**WHAT IS EXPECTED**
Copy from the forum thread below, starting with "Nothing to add" and going on through "so innocent. aaaawwww.....".
-- start of SOURCE PASSAGE --
Sky Halcyon: your post subject scared the **** out of me. Now for the love of God, next time please mention it's the wheel... I opened the thread thinking your hedgie was dying! :shock: :shock:


----------



## firephoenixla (Sep 13, 2010)

...I think the same thing is going on with Paprika's CSW.. it's ever so slightly pushed back on the bolt.. but not as bad looking as yours.. I haven't been able to push it all the way back to the front yet.. but I did find something that slightly helped.. those two metal disks in the back that flank the pvc pipe kept getting in the way of my maximum nut tightening abilities.. so I removed the metal disk closest to the wheel, tightened the bolt as much as I could by hand since no tools could fit in that space, and then wrapped a hairband around the bolt to fill the remaining space between the nut and the pvc pipe.. I didn't know if it would actually make a difference.. but then that night paprika ran and amazingly it cut the noise down level (rattling sound) down by about 80% which was SOOO much better than before! I have no idea why it worked but it did.. so I'm going to keep tightening and wrapping it and praying it continues to keep the noise level down so I can sleep at night (the ear plugs I wear everynight now help too tho)!


----------



## MissC (Nov 15, 2010)

Nothing to add 'cept: That pic of Paprika is still the best ever!! Really, there should be some kind of award for that one! She looks so innocent. aaaawwww.....


----------



## firephoenixla (Sep 13, 2010)

haha, thanks! I am really glad that I took the time to traumatize her for life by taking those pictures of her! :lol:


----------



## MissC (Nov 15, 2010)

firephoenixla said:


> haha, thanks! I am really glad that I took the time to traumatize her for life by taking those pictures of her! :lol:


Pah! Whatever you had to do, it was totally worth it!
(Please don't tell me how you got everything to stay in place, tho, k?) 
:shock: 
Prolly best I don't know.  cuz...I have this cute little army helmet... :twisted:


----------
-- end of SOURCE PASSAGE --
-- start of LISTING --
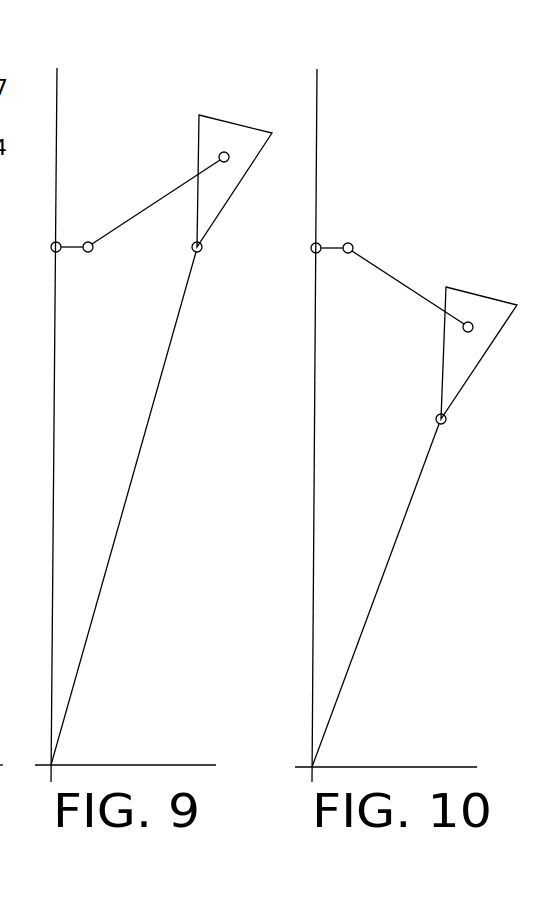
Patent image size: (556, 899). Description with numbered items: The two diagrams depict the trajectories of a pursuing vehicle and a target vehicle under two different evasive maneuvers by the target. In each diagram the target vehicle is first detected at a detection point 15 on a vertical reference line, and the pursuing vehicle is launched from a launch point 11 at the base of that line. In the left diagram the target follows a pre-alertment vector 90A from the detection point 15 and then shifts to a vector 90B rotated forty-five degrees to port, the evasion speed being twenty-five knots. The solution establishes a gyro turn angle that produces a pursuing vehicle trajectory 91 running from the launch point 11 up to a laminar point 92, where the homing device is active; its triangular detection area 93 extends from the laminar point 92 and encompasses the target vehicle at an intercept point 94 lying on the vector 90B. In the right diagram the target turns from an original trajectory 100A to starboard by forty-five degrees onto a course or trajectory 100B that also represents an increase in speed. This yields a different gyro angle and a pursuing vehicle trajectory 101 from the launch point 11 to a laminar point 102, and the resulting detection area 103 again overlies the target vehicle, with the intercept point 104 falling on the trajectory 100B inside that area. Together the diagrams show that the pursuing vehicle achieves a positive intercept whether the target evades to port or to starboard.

In FIG. 9, the launch point 11 is at (51, 765).
In FIG. 10, the launch point 11 is at (312, 766).
In FIG. 9, the detection point 15 is at (54, 242).
In FIG. 10, the detection point 15 is at (314, 246).
In FIG. 9, the pre-alertment vector 90A is at (69, 243).
In FIG. 9, the vector 90B is at (134, 224).
In FIG. 9, the pursuing vehicle trajectory 91 is at (135, 472).
In FIG. 9, the laminar point 92 is at (201, 250).
In FIG. 9, the detection area 93 is at (232, 133).
In FIG. 9, the intercept point 94 is at (230, 158).
In FIG. 10, the original trajectory 100A is at (328, 243).
In FIG. 10, the course or trajectory 100B is at (396, 280).
In FIG. 10, the pursuing vehicle trajectory 101 is at (402, 525).
In FIG. 10, the laminar point 102 is at (447, 423).
In FIG. 10, the detection area 103 is at (477, 300).
In FIG. 10, the intercept point 104 is at (477, 330).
-- end of LISTING --
**SOLUTION**
Nothing to add 'cept: That pic of Paprika is still the best ever!! Really, there should be some kind of award for that one! She looks so innocent. aaaawwww.....